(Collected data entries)
--
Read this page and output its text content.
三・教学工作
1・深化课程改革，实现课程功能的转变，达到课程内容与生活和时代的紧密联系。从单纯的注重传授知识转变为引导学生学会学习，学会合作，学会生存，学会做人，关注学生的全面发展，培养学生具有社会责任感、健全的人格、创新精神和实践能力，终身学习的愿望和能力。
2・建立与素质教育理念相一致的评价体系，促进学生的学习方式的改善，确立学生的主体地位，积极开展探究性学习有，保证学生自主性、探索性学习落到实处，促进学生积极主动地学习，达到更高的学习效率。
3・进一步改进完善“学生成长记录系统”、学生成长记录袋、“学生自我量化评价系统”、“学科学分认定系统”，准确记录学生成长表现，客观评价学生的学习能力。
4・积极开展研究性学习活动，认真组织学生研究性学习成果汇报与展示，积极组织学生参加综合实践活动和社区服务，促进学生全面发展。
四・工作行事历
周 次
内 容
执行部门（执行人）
--
## Work instructions
Repeat the entries shown above, every one, word for word.

## Problem solution
Read this page and output its text content.
三・教学工作
1・深化课程改革，实现课程功能的转变，达到课程内容与生活和时代的紧密联系。从单纯的注重传授知识转变为引导学生学会学习，学会合作，学会生存，学会做人，关注学生的全面发展，培养学生具有社会责任感、健全的人格、创新精神和实践能力，终身学习的愿望和能力。
2・建立与素质教育理念相一致的评价体系，促进学生的学习方式的改善，确立学生的主体地位，积极开展探究性学习有，保证学生自主性、探索性学习落到实处，促进学生积极主动地学习，达到更高的学习效率。
3・进一步改进完善“学生成长记录系统”、学生成长记录袋、“学生自我量化评价系统”、“学科学分认定系统”，准确记录学生成长表现，客观评价学生的学习能力。
4・积极开展研究性学习活动，认真组织学生研究性学习成果汇报与展示，积极组织学生参加综合实践活动和社区服务，促进学生全面发展。
四・工作行事历
周 次
内 容
执行部门（执行人）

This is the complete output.